Перепишите отрывок о Гоголе: начните со слов «Я беру три рубрики: в» и остановитесь после слов «- это проходимец-иностранец.». Везде в этом отрывке замените «грек» на «армянин».

- [ТЕКСТ ДЛЯ ЧТЕНИЯ]:
+++

Я беру три рубрики: в первом - Гоголь не социолог, он просто художник-портретист. Ведь у Гоголя портретность всегда неслучайна. Иногда там, где пробирается абстракция, резонер, не пробирается рука рисующего мастера. Как это в книге? Колдун. Но добрый гость из Венгрии якшается с иноземцами, никто не знал, откуда он. Петромихали117 - индеец, грек, персианин, нам этого никто не мог сказать. Костанжогло - очевидно, грек пылкого южного происхождения, не знаем, откуда вышел.

Может быть, вы правы, в основном, но ведь это единственно положительный человек, это такой же оторванец. В книге - это проходимец-иностранец.

+++

(Блок данных)
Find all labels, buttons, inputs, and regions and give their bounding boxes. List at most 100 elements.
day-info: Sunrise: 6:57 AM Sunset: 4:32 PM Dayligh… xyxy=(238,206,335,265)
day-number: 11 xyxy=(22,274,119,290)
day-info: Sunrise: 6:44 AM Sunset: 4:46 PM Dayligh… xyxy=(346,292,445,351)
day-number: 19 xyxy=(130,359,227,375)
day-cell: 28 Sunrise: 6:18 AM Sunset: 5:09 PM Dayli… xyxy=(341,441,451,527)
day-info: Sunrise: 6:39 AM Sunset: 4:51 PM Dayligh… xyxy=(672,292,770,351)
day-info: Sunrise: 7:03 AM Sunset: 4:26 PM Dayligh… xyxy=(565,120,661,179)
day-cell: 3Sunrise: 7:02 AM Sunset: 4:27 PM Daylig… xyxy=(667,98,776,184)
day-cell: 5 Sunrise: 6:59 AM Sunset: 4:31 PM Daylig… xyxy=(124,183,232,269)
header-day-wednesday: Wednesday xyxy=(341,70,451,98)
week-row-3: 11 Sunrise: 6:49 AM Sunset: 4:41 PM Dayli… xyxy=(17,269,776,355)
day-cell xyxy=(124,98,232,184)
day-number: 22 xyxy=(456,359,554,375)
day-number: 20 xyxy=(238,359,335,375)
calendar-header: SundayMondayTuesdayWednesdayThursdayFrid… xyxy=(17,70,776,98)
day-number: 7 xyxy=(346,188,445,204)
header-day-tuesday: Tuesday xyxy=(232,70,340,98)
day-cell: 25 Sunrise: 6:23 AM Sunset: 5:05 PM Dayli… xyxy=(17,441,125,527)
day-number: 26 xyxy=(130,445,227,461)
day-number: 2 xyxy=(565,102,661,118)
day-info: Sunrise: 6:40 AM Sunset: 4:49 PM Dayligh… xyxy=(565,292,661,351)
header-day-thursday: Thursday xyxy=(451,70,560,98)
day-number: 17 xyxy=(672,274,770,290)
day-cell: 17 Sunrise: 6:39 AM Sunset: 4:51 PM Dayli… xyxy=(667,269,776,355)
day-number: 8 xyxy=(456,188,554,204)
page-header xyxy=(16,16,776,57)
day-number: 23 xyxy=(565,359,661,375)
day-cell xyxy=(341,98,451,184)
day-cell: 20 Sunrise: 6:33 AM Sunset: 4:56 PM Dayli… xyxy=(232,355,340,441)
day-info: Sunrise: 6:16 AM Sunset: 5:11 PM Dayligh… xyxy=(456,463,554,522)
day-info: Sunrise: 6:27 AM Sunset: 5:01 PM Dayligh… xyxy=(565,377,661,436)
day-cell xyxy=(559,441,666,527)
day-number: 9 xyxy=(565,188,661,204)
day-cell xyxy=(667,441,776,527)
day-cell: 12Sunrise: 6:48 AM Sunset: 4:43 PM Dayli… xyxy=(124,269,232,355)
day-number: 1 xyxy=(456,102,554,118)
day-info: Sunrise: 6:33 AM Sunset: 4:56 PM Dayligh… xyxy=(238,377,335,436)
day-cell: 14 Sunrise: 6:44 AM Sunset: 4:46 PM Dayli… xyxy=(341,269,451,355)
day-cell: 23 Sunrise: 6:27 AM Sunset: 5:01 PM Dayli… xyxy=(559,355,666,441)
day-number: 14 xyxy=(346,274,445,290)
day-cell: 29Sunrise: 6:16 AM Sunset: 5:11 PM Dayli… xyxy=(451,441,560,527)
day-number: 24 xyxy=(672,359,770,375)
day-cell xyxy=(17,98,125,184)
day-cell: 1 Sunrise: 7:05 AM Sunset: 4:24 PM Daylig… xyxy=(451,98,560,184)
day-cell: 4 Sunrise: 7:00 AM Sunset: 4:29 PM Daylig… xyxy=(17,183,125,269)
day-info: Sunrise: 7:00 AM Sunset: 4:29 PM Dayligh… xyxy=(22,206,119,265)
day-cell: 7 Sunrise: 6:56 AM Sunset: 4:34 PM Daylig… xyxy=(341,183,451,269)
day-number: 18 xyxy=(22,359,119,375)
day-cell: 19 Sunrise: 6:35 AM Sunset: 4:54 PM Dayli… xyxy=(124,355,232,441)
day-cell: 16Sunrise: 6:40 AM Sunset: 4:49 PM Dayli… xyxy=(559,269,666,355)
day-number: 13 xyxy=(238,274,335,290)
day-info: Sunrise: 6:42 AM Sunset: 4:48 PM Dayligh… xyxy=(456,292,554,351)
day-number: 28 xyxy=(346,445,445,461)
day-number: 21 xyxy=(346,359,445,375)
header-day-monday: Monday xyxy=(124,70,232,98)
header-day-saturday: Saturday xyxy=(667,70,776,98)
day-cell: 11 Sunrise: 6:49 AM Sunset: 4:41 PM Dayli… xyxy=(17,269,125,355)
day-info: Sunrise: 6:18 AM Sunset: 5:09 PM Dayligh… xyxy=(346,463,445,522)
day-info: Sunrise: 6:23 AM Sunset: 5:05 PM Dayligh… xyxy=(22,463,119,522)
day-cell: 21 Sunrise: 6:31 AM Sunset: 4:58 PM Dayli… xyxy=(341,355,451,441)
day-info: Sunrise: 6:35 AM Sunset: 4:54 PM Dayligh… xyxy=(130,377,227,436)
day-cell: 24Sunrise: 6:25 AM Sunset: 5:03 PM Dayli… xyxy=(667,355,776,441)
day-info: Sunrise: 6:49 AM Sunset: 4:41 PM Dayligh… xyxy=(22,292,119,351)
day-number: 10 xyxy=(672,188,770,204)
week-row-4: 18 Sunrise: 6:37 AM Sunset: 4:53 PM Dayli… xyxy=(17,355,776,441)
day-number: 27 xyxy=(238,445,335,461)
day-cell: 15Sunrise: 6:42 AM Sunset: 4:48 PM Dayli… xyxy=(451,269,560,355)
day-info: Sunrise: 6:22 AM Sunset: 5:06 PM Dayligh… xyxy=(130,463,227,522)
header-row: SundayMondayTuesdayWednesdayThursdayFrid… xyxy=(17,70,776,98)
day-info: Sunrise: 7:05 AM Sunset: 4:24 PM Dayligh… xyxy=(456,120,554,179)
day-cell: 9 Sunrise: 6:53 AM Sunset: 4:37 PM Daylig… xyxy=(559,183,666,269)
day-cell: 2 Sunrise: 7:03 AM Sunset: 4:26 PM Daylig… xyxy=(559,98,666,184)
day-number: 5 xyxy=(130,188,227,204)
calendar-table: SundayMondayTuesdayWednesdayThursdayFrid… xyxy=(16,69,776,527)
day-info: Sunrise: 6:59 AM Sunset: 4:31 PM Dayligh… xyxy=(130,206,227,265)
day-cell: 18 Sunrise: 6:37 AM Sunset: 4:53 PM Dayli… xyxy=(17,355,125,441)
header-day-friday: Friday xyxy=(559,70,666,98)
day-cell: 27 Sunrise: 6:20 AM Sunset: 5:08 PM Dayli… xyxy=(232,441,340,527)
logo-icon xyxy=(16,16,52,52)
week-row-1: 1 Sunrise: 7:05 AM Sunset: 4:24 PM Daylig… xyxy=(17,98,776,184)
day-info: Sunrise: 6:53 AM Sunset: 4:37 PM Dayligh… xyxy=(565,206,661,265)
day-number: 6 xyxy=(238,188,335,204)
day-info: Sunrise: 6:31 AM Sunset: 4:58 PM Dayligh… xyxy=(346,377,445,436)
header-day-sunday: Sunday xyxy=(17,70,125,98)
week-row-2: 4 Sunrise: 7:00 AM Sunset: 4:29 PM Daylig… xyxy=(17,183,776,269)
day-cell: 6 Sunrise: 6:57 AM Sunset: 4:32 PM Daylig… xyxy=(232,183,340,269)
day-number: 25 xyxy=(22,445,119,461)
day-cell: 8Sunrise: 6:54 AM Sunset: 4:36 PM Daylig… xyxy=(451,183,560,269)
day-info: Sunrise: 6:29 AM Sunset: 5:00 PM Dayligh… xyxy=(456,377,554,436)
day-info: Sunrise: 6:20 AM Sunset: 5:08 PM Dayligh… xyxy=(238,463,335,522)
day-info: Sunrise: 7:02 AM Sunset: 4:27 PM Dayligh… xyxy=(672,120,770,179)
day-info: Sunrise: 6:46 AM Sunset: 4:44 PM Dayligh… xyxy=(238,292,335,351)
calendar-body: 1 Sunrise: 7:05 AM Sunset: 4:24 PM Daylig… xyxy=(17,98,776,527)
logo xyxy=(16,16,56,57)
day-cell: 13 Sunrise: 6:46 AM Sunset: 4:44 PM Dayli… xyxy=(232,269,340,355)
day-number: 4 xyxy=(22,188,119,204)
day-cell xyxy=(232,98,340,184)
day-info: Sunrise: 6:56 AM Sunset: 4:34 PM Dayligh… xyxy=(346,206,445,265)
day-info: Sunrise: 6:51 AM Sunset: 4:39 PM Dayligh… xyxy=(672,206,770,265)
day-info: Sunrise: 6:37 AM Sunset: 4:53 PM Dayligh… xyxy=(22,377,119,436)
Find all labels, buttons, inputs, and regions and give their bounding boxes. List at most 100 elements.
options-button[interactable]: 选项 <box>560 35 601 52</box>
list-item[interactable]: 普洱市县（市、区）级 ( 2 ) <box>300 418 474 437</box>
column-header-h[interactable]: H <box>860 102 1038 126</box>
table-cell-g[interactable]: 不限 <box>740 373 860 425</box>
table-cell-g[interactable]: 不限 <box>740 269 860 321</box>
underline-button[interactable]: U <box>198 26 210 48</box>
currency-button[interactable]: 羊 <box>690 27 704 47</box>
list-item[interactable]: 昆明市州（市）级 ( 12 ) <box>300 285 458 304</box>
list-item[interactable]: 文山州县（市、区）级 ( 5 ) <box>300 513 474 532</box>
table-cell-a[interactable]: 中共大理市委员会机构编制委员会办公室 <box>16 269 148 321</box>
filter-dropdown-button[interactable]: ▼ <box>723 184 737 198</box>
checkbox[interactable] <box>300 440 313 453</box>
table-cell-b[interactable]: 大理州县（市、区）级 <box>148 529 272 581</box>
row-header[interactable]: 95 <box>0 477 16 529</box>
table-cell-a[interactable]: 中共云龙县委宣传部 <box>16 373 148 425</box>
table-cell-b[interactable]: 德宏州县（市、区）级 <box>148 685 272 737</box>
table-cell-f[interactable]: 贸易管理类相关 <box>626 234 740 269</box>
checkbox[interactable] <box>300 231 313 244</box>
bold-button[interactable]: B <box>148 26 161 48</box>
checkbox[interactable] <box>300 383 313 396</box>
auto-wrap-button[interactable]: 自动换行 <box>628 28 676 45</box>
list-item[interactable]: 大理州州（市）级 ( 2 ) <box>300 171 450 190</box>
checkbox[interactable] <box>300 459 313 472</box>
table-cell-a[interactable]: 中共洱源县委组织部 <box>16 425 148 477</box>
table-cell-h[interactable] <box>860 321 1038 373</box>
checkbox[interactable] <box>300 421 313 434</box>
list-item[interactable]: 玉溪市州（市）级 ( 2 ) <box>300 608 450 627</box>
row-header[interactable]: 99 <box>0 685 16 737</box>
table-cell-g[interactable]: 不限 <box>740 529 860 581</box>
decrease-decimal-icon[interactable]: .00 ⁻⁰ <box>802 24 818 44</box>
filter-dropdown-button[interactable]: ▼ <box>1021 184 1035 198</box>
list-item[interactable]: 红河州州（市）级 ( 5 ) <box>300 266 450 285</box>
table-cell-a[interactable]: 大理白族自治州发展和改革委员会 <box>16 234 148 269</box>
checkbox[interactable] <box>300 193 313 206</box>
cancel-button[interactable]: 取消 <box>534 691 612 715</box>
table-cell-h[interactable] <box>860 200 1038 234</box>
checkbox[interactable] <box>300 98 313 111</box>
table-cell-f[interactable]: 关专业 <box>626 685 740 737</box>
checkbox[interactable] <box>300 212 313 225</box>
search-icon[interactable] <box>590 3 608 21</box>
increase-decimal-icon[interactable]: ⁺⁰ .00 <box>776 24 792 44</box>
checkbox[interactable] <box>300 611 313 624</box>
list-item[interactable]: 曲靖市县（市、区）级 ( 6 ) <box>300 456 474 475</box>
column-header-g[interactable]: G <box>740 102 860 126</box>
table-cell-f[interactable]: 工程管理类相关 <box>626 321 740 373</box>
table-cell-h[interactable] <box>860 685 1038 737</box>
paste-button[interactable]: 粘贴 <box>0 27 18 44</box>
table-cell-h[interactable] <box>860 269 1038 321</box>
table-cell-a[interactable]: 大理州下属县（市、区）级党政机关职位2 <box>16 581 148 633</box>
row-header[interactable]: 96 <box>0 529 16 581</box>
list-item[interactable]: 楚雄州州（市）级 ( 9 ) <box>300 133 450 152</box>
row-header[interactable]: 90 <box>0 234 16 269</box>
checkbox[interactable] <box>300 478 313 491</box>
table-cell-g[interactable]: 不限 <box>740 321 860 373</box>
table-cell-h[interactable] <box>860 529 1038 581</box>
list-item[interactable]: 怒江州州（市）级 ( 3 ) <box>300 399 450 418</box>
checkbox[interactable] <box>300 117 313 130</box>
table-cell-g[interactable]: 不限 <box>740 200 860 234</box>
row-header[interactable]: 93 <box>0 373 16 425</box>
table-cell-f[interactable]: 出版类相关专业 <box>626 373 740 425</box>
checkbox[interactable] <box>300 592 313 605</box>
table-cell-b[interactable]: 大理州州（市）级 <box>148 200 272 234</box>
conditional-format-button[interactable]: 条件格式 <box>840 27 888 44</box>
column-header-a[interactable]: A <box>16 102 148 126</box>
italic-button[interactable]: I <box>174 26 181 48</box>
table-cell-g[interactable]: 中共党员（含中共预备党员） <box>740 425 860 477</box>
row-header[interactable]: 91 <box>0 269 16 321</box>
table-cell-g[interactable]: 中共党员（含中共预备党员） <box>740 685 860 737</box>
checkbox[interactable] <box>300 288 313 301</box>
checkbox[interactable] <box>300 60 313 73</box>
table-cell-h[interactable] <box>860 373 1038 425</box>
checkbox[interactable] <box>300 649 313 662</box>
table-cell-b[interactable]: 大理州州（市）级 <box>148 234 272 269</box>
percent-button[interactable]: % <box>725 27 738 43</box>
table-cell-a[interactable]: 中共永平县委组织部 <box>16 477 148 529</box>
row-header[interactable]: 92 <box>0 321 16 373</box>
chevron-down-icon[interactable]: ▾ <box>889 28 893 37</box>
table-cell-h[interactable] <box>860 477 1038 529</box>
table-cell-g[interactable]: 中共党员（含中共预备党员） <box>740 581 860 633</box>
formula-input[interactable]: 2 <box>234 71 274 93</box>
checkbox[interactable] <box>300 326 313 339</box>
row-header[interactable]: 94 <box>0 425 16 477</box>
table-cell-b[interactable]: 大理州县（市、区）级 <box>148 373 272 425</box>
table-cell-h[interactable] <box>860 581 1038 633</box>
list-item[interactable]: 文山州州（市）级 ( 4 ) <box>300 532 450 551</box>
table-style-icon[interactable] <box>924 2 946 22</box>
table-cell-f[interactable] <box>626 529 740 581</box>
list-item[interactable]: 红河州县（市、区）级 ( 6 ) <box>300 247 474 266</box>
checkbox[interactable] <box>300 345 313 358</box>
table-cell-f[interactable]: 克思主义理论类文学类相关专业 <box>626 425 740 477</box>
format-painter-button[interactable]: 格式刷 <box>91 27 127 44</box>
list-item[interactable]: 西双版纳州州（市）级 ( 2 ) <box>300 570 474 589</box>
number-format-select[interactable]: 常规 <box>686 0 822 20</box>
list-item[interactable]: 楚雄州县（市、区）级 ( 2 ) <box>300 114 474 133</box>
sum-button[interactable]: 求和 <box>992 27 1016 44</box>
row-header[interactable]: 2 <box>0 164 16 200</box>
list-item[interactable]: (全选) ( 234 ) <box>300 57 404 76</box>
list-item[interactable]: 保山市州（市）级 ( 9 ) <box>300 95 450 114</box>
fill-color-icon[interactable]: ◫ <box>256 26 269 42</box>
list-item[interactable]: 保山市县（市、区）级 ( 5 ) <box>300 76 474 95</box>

+++

- [ПОЛНЫЙ ОТВЕТ]:
Я беру три рубрики: в первом - Гоголь не социолог, он просто художник-портретист. Ведь у Гоголя портретность всегда неслучайна. Иногда там, где пробирается абстракция, резонер, не пробирается рука рисующего мастера. Как это в книге? Колдун. Но добрый гость из Венгрии якшается с иноземцами, никто не знал, откуда он. Петромихали117 - индеец, армянин, персианин, нам этого никто не мог сказать. Костанжогло - очевидно, армянин пылкого южного происхождения, не знаем, откуда вышел.

Может быть, вы правы, в основном, но ведь это единственно положительный человек, это такой же оторванец. В книге - это проходимец-иностранец.